WORK TO BE COMPLETED:
Which lines in the entries below contain the string "close"? List each of those lines in full.

┌─ MATERIALS PROVIDED

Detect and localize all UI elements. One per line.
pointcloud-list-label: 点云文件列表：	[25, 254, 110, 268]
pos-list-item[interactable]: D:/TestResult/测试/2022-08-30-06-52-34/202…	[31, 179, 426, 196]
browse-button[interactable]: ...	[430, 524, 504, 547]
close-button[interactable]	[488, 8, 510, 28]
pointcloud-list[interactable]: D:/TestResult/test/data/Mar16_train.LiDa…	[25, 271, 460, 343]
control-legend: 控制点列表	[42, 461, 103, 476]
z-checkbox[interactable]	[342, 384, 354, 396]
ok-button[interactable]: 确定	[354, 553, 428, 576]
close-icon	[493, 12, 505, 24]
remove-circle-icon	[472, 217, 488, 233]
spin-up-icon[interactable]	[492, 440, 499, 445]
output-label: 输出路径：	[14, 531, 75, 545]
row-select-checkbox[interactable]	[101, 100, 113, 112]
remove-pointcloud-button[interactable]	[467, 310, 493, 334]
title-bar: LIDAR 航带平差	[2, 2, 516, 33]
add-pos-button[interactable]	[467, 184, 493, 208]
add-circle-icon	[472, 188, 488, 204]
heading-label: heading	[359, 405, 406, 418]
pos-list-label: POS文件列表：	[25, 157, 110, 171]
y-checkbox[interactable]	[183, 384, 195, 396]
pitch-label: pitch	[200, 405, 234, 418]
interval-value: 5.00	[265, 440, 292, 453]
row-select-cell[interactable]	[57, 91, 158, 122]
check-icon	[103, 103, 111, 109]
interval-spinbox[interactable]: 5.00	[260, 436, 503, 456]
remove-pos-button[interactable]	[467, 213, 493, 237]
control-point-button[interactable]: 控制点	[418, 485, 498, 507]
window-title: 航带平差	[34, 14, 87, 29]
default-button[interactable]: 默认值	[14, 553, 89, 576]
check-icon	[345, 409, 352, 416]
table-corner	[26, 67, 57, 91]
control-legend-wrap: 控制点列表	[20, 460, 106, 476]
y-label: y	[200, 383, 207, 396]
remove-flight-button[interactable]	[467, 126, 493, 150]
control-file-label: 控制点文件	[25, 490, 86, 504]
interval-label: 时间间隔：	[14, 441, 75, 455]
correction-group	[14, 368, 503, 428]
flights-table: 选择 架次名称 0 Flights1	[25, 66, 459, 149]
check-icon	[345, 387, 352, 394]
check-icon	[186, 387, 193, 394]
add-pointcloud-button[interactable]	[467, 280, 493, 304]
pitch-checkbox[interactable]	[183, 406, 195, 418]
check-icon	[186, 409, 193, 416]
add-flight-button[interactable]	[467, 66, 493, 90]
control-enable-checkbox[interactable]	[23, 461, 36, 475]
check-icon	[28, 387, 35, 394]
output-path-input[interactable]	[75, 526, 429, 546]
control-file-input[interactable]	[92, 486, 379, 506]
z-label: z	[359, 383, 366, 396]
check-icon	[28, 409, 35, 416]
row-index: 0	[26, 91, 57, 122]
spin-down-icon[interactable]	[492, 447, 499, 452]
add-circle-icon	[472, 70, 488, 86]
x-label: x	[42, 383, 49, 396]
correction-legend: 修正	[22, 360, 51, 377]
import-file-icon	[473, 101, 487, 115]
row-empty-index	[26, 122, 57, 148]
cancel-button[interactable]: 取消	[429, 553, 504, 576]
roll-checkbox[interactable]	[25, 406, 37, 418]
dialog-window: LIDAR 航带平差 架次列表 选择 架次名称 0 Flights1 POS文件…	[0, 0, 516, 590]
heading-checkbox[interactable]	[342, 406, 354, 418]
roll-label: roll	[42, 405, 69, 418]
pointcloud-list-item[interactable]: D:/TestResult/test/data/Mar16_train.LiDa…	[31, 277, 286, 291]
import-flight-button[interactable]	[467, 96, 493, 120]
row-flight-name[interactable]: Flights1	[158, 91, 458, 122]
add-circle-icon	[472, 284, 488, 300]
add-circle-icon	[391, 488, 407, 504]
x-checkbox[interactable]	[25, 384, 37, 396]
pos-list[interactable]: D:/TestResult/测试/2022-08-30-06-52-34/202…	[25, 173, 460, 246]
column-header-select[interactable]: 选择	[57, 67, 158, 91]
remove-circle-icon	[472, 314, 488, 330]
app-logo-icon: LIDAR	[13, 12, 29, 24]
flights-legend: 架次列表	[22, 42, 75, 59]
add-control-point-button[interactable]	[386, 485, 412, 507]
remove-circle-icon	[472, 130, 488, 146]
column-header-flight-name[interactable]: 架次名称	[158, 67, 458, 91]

└─

ANSWER IN FULL:
close-button[interactable]	[488, 8, 510, 28]
close-icon	[493, 12, 505, 24]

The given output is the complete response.